What needs to be done » Pick out each line of the records that includes the string "ylabel", and copy it.
┄┄┄┄┄┄
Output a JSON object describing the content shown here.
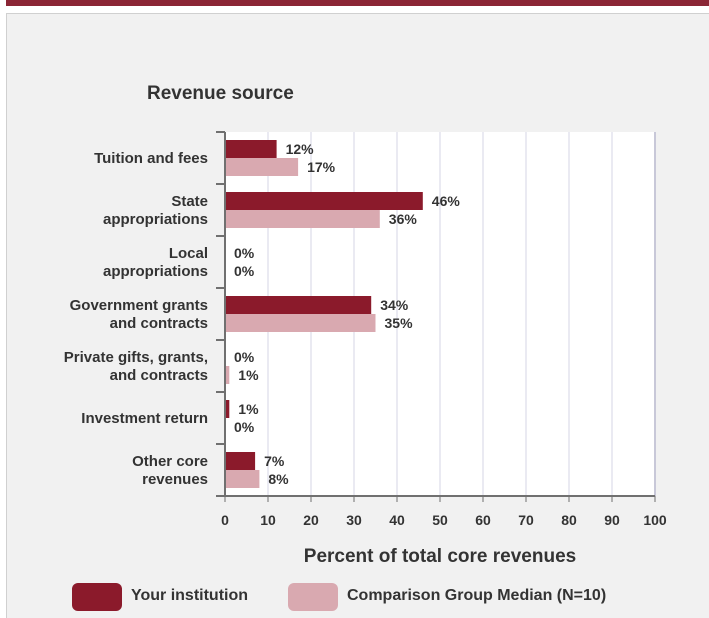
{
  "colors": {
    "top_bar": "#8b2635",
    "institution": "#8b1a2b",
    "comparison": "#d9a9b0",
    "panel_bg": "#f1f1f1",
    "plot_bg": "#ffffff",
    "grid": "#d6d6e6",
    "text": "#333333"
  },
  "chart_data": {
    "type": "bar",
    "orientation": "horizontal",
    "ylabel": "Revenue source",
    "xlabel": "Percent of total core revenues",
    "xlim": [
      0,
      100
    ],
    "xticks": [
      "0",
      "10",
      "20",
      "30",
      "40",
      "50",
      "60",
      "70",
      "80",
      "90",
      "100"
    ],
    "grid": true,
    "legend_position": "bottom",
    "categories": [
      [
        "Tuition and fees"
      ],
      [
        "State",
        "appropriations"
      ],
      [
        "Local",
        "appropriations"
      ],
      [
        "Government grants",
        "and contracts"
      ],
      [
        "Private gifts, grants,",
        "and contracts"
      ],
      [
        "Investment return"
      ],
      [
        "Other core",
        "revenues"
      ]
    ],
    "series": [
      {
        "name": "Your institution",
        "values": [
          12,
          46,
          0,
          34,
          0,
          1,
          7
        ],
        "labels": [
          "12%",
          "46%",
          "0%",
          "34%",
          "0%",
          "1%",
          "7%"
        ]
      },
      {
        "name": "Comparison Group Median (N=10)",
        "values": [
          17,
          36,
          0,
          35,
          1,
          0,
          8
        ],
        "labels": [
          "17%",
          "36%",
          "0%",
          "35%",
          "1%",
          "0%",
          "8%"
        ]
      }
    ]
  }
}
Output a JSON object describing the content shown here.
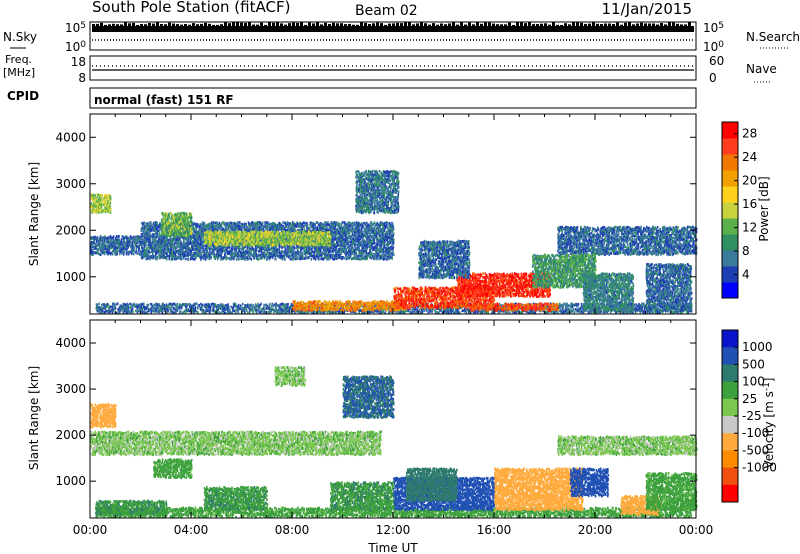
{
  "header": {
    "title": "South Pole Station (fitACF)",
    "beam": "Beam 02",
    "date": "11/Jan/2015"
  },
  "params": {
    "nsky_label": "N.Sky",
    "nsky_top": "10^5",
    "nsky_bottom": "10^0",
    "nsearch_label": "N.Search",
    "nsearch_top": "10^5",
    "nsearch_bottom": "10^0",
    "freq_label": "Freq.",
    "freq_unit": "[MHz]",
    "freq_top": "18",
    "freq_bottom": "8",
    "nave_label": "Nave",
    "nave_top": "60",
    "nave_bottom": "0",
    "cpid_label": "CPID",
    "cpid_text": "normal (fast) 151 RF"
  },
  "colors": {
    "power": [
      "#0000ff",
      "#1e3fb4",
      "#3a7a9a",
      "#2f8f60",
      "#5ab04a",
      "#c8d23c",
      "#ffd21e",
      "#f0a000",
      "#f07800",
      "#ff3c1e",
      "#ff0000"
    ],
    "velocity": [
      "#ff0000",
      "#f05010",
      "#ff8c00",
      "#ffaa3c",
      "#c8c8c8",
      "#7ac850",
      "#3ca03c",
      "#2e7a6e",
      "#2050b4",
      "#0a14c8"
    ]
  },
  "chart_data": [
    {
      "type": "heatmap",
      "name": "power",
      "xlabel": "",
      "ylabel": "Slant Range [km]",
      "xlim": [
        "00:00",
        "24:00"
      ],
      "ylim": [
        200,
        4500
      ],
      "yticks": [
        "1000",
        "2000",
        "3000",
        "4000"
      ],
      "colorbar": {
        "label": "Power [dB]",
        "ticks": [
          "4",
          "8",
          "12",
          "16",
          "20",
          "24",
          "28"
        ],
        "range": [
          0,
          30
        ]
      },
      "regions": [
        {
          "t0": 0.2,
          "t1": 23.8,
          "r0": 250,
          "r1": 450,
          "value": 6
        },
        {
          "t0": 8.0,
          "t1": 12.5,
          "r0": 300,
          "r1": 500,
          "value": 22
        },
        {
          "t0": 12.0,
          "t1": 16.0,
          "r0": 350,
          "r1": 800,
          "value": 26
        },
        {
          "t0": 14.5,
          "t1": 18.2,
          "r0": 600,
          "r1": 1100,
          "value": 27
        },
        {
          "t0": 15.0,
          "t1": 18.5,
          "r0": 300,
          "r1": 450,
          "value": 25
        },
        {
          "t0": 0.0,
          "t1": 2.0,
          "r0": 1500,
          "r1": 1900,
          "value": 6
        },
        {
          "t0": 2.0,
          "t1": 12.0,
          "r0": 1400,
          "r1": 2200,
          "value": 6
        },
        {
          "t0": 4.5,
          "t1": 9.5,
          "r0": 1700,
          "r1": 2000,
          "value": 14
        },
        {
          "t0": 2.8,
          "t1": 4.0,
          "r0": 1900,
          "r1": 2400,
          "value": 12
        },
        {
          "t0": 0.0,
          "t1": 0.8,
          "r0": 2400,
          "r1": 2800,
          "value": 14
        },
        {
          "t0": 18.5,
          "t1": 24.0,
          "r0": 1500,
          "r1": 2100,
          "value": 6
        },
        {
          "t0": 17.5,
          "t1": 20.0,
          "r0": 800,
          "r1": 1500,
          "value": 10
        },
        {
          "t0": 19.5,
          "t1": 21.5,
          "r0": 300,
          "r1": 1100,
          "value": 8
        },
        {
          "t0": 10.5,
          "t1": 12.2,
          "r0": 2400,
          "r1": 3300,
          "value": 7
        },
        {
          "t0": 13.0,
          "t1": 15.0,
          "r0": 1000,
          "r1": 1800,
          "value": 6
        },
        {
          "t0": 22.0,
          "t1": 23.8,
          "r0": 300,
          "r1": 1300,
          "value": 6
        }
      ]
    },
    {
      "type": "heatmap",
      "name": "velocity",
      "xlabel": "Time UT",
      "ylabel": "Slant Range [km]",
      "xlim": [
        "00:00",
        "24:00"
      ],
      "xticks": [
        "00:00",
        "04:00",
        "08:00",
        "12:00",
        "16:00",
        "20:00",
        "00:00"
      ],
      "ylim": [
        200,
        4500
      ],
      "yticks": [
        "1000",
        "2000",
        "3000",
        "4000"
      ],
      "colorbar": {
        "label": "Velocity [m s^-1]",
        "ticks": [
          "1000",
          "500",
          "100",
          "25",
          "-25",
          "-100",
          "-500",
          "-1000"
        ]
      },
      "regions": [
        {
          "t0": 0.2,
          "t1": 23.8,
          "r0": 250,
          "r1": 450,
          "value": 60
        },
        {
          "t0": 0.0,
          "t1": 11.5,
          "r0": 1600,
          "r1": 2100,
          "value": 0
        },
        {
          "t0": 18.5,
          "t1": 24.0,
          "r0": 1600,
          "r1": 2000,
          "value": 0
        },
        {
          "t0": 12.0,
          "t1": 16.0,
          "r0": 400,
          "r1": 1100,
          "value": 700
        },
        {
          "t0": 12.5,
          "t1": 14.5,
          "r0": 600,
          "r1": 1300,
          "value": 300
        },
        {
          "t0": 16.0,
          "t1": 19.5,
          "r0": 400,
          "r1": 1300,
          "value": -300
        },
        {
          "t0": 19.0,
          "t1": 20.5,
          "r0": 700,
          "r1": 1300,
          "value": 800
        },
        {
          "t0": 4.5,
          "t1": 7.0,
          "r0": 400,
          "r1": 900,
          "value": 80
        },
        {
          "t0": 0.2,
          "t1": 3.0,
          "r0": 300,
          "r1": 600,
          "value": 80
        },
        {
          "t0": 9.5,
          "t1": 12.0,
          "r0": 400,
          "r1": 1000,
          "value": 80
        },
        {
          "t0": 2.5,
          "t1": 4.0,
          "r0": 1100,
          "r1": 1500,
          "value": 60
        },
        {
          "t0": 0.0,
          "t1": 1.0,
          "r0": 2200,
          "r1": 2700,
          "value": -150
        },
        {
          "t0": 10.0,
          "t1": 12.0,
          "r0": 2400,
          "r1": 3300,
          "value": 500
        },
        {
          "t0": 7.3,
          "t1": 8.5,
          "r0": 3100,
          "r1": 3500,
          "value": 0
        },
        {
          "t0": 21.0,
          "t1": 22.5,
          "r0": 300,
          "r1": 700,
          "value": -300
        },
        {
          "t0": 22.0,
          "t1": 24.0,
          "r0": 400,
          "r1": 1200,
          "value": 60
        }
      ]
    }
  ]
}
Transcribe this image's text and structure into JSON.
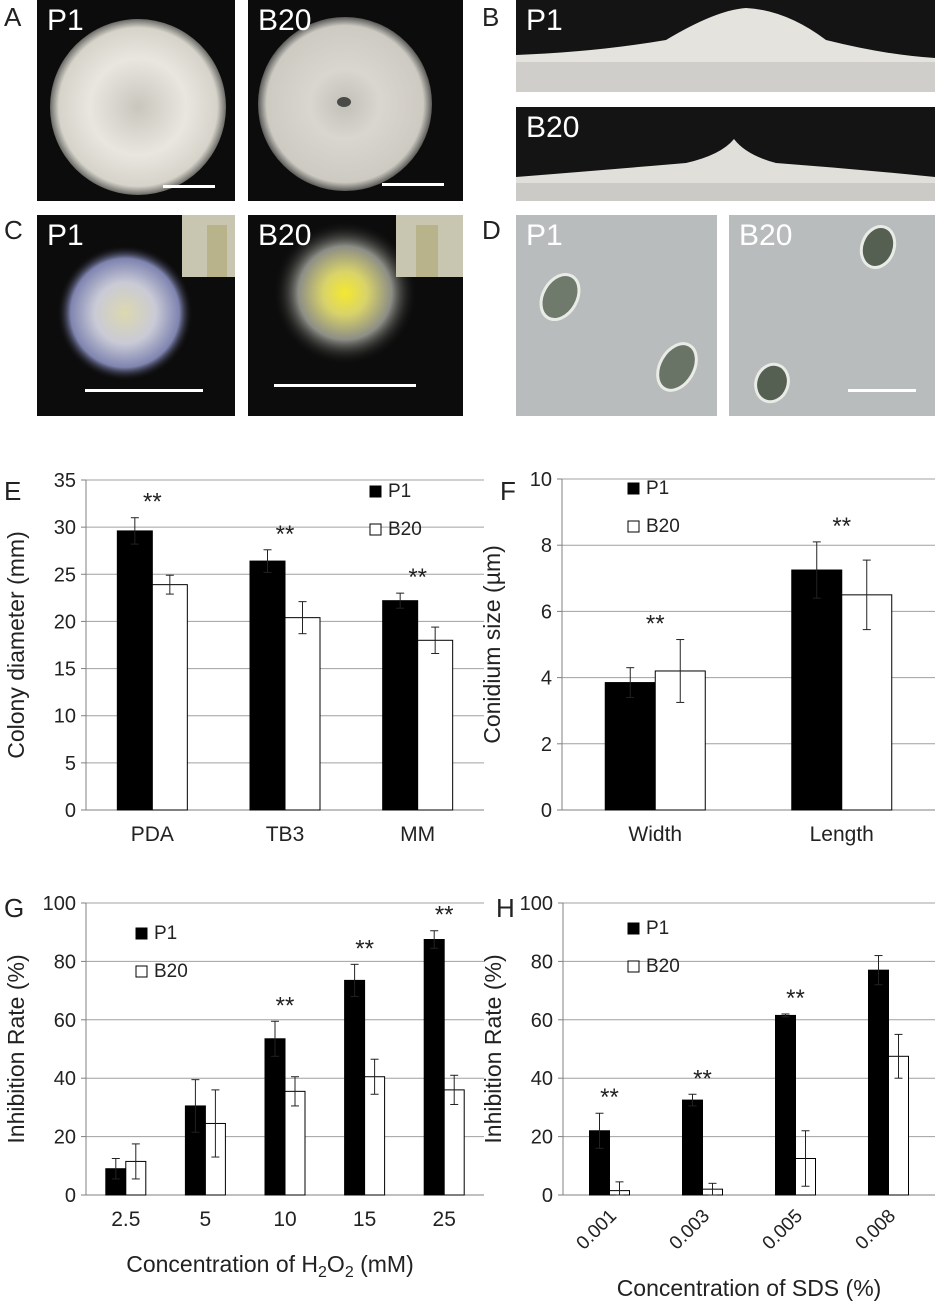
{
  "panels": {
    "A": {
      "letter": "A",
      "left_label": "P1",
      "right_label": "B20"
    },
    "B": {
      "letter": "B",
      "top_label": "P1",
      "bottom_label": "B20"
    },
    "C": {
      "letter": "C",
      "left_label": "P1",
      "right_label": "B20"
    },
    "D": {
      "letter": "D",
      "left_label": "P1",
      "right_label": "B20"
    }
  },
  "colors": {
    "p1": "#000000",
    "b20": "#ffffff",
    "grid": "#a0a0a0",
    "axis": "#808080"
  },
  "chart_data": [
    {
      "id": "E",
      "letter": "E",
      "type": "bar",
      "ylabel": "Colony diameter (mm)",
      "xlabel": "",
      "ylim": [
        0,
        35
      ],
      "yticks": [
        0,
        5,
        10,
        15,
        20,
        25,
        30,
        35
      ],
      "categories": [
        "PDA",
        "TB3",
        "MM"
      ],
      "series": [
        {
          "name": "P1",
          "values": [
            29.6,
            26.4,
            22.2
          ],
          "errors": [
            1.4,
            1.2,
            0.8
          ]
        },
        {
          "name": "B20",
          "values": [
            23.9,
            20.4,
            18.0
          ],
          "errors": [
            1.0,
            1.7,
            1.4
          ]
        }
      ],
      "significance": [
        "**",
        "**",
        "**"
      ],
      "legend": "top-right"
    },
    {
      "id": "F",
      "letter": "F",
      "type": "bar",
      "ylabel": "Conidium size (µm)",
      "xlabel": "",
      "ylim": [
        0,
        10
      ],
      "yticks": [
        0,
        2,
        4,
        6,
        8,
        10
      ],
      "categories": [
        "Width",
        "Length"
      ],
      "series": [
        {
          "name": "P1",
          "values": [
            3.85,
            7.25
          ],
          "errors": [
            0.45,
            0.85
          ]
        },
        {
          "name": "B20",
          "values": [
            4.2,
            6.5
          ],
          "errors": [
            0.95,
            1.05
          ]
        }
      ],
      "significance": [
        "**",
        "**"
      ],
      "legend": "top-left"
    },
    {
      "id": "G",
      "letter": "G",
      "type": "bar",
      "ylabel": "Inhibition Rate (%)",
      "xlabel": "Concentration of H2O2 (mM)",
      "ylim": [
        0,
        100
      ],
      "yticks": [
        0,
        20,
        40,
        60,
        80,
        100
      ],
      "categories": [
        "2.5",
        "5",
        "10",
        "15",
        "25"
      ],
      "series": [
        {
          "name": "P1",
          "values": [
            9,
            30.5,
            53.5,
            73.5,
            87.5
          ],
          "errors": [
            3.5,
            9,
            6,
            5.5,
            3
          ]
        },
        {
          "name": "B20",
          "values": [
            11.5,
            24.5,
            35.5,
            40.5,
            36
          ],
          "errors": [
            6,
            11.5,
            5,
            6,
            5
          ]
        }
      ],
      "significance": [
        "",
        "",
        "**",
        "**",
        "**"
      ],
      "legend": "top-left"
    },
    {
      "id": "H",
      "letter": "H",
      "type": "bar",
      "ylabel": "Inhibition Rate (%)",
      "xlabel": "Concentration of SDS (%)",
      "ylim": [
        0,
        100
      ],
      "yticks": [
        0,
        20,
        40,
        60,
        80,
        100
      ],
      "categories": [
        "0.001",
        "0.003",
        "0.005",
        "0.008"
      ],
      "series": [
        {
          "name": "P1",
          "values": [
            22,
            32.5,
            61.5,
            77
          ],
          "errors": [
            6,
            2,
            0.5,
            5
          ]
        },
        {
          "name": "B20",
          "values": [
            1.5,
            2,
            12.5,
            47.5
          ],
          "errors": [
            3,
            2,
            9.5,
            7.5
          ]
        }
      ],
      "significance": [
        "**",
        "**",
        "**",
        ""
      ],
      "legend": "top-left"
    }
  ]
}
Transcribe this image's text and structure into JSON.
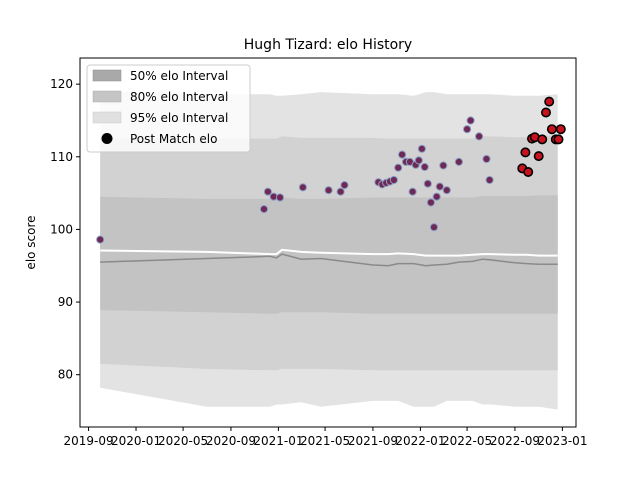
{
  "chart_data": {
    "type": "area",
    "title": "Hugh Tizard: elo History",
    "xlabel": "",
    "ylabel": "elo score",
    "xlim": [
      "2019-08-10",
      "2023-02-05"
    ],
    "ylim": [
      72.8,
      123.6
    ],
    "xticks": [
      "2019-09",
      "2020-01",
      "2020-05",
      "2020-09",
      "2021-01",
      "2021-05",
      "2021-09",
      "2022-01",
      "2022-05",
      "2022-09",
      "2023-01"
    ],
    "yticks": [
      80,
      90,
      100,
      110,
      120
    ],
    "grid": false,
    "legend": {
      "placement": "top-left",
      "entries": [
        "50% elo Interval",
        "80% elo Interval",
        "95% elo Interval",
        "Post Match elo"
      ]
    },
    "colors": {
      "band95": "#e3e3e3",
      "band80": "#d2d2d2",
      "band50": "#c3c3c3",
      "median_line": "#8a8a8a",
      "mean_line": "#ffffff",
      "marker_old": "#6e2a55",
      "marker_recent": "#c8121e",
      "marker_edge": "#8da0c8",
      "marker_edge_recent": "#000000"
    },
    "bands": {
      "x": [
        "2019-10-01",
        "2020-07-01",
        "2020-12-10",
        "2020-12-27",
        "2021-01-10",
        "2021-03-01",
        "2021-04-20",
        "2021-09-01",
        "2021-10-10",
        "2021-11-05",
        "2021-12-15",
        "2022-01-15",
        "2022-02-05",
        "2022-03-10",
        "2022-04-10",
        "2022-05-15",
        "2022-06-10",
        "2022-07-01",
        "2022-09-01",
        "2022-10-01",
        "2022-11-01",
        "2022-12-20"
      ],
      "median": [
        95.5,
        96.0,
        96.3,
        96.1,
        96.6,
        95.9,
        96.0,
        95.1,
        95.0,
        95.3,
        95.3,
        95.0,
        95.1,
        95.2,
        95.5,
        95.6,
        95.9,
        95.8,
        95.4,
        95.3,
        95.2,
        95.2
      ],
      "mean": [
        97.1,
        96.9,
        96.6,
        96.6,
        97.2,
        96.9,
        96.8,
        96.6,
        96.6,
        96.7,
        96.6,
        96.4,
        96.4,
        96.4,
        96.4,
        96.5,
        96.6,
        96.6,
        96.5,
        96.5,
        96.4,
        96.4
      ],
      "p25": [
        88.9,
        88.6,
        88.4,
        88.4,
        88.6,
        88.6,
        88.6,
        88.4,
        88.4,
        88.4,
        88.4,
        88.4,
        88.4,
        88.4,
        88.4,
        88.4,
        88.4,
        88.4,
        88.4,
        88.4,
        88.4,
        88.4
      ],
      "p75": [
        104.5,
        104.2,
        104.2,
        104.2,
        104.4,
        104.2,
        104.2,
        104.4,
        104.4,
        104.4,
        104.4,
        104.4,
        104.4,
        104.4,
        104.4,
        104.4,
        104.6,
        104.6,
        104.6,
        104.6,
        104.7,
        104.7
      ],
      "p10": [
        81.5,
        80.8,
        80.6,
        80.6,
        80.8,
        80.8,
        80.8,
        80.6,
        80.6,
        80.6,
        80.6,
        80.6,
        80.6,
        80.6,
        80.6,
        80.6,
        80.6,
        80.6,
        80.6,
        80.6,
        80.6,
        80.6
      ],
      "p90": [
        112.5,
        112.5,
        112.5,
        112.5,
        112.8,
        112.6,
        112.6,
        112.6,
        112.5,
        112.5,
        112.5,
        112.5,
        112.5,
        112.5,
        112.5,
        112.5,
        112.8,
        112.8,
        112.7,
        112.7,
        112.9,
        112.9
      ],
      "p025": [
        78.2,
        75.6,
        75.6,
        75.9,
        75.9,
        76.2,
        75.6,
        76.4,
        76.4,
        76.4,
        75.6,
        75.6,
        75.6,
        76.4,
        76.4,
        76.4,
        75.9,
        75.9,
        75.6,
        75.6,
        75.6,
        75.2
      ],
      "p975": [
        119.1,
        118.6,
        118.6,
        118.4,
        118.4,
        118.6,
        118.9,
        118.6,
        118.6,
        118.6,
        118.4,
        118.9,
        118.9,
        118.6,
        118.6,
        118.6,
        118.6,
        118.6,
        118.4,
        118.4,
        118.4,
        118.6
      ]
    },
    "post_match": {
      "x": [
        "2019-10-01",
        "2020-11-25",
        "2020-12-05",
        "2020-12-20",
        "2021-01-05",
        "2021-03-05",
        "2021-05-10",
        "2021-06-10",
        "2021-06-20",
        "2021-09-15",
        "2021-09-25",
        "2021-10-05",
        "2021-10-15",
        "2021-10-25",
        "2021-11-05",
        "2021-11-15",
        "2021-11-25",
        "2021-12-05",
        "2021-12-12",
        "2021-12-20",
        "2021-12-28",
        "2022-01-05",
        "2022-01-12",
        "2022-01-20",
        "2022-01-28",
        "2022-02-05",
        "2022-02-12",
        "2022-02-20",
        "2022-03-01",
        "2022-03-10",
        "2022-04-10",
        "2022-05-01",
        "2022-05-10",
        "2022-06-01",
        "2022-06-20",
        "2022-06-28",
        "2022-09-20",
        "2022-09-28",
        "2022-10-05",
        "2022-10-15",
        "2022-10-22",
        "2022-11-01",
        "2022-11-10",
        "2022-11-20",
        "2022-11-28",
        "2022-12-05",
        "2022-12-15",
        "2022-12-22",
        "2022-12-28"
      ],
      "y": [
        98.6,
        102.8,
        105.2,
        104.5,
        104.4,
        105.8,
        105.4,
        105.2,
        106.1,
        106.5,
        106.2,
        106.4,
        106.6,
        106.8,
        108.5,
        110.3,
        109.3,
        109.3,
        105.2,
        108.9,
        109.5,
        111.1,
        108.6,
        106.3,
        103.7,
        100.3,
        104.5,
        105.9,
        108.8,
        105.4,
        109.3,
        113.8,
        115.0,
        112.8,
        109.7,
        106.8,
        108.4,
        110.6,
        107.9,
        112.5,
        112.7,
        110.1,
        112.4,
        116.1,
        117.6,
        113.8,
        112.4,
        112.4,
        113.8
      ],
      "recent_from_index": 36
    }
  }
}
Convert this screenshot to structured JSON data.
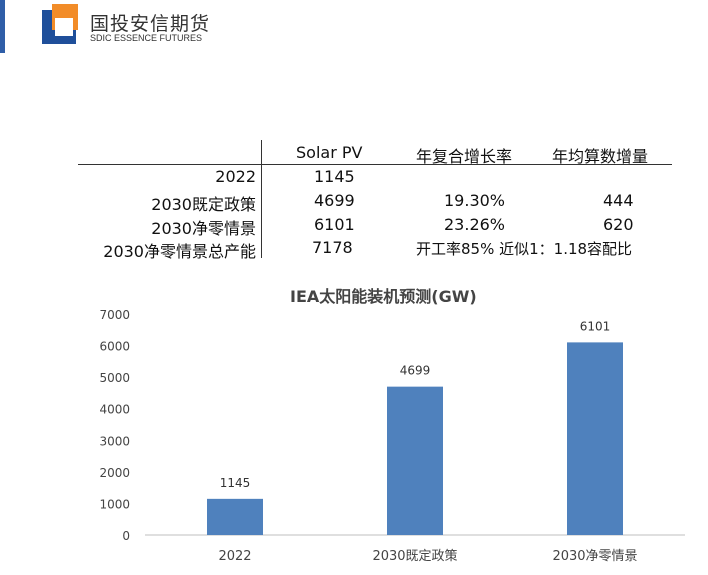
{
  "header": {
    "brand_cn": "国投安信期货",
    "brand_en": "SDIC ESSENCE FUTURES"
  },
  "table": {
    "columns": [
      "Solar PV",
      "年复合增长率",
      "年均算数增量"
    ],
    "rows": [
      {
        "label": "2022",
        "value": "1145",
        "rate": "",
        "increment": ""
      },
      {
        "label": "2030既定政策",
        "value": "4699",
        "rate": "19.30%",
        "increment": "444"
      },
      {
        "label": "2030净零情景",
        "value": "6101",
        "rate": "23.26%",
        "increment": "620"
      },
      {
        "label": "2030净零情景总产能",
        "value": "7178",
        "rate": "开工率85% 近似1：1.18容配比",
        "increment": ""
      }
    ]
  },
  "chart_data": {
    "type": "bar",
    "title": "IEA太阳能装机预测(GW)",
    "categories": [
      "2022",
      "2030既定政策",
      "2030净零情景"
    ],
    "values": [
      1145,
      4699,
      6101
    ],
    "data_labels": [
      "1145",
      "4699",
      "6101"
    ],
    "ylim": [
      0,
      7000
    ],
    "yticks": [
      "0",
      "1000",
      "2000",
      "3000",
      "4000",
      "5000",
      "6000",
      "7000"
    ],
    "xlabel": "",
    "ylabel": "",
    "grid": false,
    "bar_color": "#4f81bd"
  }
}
┄┄┄┄┄┄
Written solution »
    "ylabel": "Revenue source",
      "ylabel": "Slant Range [km]",
      "ylabel": "Slant Range [km]",
      "ylabel": "Colony diameter (mm)",
      "ylabel": "Conidium size (µm)",
      "ylabel": "Inhibition Rate (%)",
      "ylabel": "Inhibition Rate (%)",
    "ylabel": "elo score",
    "ylabel": "",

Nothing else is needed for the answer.